═══ Task data

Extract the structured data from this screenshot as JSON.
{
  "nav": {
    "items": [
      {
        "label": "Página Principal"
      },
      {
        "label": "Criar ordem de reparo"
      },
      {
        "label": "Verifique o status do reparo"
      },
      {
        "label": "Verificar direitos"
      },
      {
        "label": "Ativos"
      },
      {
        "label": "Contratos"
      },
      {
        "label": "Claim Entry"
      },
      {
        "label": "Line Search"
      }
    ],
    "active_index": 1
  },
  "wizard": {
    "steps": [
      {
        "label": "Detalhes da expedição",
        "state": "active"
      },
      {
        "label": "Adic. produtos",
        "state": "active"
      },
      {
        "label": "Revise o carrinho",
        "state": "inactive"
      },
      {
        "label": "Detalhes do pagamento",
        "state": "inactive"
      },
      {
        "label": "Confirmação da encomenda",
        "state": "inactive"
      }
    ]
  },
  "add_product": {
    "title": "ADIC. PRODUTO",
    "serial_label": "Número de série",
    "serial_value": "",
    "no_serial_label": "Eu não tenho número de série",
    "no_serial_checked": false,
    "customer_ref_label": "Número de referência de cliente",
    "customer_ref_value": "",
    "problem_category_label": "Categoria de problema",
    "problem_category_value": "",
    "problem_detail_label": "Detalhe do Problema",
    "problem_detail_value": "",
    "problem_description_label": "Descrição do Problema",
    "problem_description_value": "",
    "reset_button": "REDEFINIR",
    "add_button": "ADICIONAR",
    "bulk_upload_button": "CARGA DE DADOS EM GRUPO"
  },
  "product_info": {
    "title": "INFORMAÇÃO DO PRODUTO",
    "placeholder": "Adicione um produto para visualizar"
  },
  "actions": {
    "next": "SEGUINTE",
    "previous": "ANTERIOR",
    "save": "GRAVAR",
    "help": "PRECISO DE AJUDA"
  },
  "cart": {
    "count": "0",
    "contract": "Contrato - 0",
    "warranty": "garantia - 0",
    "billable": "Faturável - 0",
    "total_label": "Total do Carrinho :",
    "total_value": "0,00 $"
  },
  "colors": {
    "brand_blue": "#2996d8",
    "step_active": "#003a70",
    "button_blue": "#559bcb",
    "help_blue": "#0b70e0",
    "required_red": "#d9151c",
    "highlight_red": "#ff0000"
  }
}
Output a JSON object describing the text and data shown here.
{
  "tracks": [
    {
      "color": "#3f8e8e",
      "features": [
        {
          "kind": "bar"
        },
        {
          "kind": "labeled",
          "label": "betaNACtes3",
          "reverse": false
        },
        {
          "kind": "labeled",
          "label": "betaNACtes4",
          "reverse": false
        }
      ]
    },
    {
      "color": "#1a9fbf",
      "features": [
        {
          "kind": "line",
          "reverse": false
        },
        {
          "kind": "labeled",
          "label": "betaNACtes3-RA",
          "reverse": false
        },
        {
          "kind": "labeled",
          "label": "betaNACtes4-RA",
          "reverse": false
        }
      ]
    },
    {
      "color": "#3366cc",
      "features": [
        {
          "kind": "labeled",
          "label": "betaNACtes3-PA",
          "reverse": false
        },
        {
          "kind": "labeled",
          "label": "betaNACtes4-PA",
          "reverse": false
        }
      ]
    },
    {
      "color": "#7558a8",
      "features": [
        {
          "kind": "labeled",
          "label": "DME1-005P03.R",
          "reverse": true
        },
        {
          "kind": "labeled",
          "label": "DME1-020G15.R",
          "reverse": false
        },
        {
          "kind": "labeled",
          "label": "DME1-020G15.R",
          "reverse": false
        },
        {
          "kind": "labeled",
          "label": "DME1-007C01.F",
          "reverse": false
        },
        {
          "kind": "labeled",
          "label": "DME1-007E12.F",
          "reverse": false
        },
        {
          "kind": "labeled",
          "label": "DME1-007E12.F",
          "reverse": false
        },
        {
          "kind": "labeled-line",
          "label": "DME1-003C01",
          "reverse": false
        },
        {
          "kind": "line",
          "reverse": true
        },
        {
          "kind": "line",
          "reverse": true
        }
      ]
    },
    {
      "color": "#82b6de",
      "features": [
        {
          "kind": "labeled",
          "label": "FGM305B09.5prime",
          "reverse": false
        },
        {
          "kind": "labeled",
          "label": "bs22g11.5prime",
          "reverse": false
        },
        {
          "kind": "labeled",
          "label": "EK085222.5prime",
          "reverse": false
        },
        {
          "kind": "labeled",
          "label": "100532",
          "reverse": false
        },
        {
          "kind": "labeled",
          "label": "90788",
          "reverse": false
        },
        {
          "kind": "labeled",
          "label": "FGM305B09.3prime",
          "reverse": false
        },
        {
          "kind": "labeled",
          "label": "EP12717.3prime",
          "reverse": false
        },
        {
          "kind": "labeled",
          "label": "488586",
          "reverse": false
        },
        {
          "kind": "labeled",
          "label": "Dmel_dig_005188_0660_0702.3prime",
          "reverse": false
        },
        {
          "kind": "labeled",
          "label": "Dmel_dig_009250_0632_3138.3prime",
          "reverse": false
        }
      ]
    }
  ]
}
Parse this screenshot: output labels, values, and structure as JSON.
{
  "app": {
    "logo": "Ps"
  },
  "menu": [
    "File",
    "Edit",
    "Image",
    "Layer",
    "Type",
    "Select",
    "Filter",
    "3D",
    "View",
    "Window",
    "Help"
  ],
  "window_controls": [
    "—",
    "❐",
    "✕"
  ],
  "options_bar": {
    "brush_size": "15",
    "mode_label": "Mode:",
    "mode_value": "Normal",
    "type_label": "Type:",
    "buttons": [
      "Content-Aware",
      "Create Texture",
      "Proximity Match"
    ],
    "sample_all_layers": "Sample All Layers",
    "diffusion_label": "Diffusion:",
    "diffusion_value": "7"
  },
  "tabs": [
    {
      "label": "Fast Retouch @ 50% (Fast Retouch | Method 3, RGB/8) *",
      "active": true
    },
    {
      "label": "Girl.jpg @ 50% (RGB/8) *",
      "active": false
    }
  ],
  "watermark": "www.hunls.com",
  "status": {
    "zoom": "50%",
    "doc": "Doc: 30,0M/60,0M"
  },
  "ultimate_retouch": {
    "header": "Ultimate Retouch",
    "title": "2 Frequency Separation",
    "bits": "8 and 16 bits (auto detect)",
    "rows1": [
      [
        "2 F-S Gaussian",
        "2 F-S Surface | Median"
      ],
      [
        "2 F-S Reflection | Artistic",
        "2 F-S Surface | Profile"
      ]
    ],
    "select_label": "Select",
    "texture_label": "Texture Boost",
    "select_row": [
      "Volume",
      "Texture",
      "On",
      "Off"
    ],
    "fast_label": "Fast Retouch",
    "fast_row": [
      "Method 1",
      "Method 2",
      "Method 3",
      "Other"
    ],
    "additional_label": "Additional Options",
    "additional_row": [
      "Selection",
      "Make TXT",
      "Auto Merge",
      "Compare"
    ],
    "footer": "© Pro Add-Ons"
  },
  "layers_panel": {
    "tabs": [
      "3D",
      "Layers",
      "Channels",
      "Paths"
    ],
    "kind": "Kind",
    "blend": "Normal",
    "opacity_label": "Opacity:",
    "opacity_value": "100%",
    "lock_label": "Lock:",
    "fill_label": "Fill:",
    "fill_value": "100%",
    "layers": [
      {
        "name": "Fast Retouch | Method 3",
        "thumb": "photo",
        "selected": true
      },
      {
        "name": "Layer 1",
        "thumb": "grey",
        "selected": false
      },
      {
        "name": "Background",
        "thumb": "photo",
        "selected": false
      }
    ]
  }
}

══════

Write out every line of the records exactly.

Extract the structured data from this screenshot as JSON.
{
  "nav": {
    "items": [
      {
        "label": "Página Principal"
      },
      {
        "label": "Criar ordem de reparo"
      },
      {
        "label": "Verifique o status do reparo"
      },
      {
        "label": "Verificar direitos"
      },
      {
        "label": "Ativos"
      },
      {
        "label": "Contratos"
      },
      {
        "label": "Claim Entry"
      },
      {
        "label": "Line Search"
      }
    ],
    "active_index": 1
  },
  "wizard": {
    "steps": [
      {
        "label": "Detalhes da expedição",
        "state": "active"
      },
      {
        "label": "Adic. produtos",
        "state": "active"
      },
      {
        "label": "Revise o carrinho",
        "state": "inactive"
      },
      {
        "label": "Detalhes do pagamento",
        "state": "inactive"
      },
      {
        "label": "Confirmação da encomenda",
        "state": "inactive"
      }
    ]
  },
  "add_product": {
    "title": "ADIC. PRODUTO",
    "serial_label": "Número de série",
    "serial_value": "",
    "no_serial_label": "Eu não tenho número de série",
    "no_serial_checked": false,
    "customer_ref_label": "Número de referência de cliente",
    "customer_ref_value": "",
    "problem_category_label": "Categoria de problema",
    "problem_category_value": "",
    "problem_detail_label": "Detalhe do Problema",
    "problem_detail_value": "",
    "problem_description_label": "Descrição do Problema",
    "problem_description_value": "",
    "reset_button": "REDEFINIR",
    "add_button": "ADICIONAR",
    "bulk_upload_button": "CARGA DE DADOS EM GRUPO"
  },
  "product_info": {
    "title": "INFORMAÇÃO DO PRODUTO",
    "placeholder": "Adicione um produto para visualizar"
  },
  "actions": {
    "next": "SEGUINTE",
    "previous": "ANTERIOR",
    "save": "GRAVAR",
    "help": "PRECISO DE AJUDA"
  },
  "cart": {
    "count": "0",
    "contract": "Contrato - 0",
    "warranty": "garantia - 0",
    "billable": "Faturável - 0",
    "total_label": "Total do Carrinho :",
    "total_value": "0,00 $"
  },
  "colors": {
    "brand_blue": "#2996d8",
    "step_active": "#003a70",
    "button_blue": "#559bcb",
    "help_blue": "#0b70e0",
    "required_red": "#d9151c",
    "highlight_red": "#ff0000"
  }
}
Output a JSON object describing the text and data shown here.
{
  "tracks": [
    {
      "color": "#3f8e8e",
      "features": [
        {
          "kind": "bar"
        },
        {
          "kind": "labeled",
          "label": "betaNACtes3",
          "reverse": false
        },
        {
          "kind": "labeled",
          "label": "betaNACtes4",
          "reverse": false
        }
      ]
    },
    {
      "color": "#1a9fbf",
      "features": [
        {
          "kind": "line",
          "reverse": false
        },
        {
          "kind": "labeled",
          "label": "betaNACtes3-RA",
          "reverse": false
        },
        {
          "kind": "labeled",
          "label": "betaNACtes4-RA",
          "reverse": false
        }
      ]
    },
    {
      "color": "#3366cc",
      "features": [
        {
          "kind": "labeled",
          "label": "betaNACtes3-PA",
          "reverse": false
        },
        {
          "kind": "labeled",
          "label": "betaNACtes4-PA",
          "reverse": false
        }
      ]
    },
    {
      "color": "#7558a8",
      "features": [
        {
          "kind": "labeled",
          "label": "DME1-005P03.R",
          "reverse": true
        },
        {
          "kind": "labeled",
          "label": "DME1-020G15.R",
          "reverse": false
        },
        {
          "kind": "labeled",
          "label": "DME1-020G15.R",
          "reverse": false
        },
        {
          "kind": "labeled",
          "label": "DME1-007C01.F",
          "reverse": false
        },
        {
          "kind": "labeled",
          "label": "DME1-007E12.F",
          "reverse": false
        },
        {
          "kind": "labeled",
          "label": "DME1-007E12.F",
          "reverse": false
        },
        {
          "kind": "labeled-line",
          "label": "DME1-003C01",
          "reverse": false
        },
        {
          "kind": "line",
          "reverse": true
        },
        {
          "kind": "line",
          "reverse": true
        }
      ]
    },
    {
      "color": "#82b6de",
      "features": [
        {
          "kind": "labeled",
          "label": "FGM305B09.5prime",
          "reverse": false
        },
        {
          "kind": "labeled",
          "label": "bs22g11.5prime",
          "reverse": false
        },
        {
          "kind": "labeled",
          "label": "EK085222.5prime",
          "reverse": false
        },
        {
          "kind": "labeled",
          "label": "100532",
          "reverse": false
        },
        {
          "kind": "labeled",
          "label": "90788",
          "reverse": false
        },
        {
          "kind": "labeled",
          "label": "FGM305B09.3prime",
          "reverse": false
        },
        {
          "kind": "labeled",
          "label": "EP12717.3prime",
          "reverse": false
        },
        {
          "kind": "labeled",
          "label": "488586",
          "reverse": false
        },
        {
          "kind": "labeled",
          "label": "Dmel_dig_005188_0660_0702.3prime",
          "reverse": false
        },
        {
          "kind": "labeled",
          "label": "Dmel_dig_009250_0632_3138.3prime",
          "reverse": false
        }
      ]
    }
  ]
}
Parse this screenshot: output labels, values, and structure as JSON.
{
  "app": {
    "logo": "Ps"
  },
  "menu": [
    "File",
    "Edit",
    "Image",
    "Layer",
    "Type",
    "Select",
    "Filter",
    "3D",
    "View",
    "Window",
    "Help"
  ],
  "window_controls": [
    "—",
    "❐",
    "✕"
  ],
  "options_bar": {
    "brush_size": "15",
    "mode_label": "Mode:",
    "mode_value": "Normal",
    "type_label": "Type:",
    "buttons": [
      "Content-Aware",
      "Create Texture",
      "Proximity Match"
    ],
    "sample_all_layers": "Sample All Layers",
    "diffusion_label": "Diffusion:",
    "diffusion_value": "7"
  },
  "tabs": [
    {
      "label": "Fast Retouch @ 50% (Fast Retouch | Method 3, RGB/8) *",
      "active": true
    },
    {
      "label": "Girl.jpg @ 50% (RGB/8) *",
      "active": false
    }
  ],
  "watermark": "www.hunls.com",
  "status": {
    "zoom": "50%",
    "doc": "Doc: 30,0M/60,0M"
  },
  "ultimate_retouch": {
    "header": "Ultimate Retouch",
    "title": "2 Frequency Separation",
    "bits": "8 and 16 bits (auto detect)",
    "rows1": [
      [
        "2 F-S Gaussian",
        "2 F-S Surface | Median"
      ],
      [
        "2 F-S Reflection | Artistic",
        "2 F-S Surface | Profile"
      ]
    ],
    "select_label": "Select",
    "texture_label": "Texture Boost",
    "select_row": [
      "Volume",
      "Texture",
      "On",
      "Off"
    ],
    "fast_label": "Fast Retouch",
    "fast_row": [
      "Method 1",
      "Method 2",
      "Method 3",
      "Other"
    ],
    "additional_label": "Additional Options",
    "additional_row": [
      "Selection",
      "Make TXT",
      "Auto Merge",
      "Compare"
    ],
    "footer": "© Pro Add-Ons"
  },
  "layers_panel": {
    "tabs": [
      "3D",
      "Layers",
      "Channels",
      "Paths"
    ],
    "kind": "Kind",
    "blend": "Normal",
    "opacity_label": "Opacity:",
    "opacity_value": "100%",
    "lock_label": "Lock:",
    "fill_label": "Fill:",
    "fill_value": "100%",
    "layers": [
      {
        "name": "Fast Retouch | Method 3",
        "thumb": "photo",
        "selected": true
      },
      {
        "name": "Layer 1",
        "thumb": "grey",
        "selected": false
      },
      {
        "name": "Background",
        "thumb": "photo",
        "selected": false
      }
    ]
  }
}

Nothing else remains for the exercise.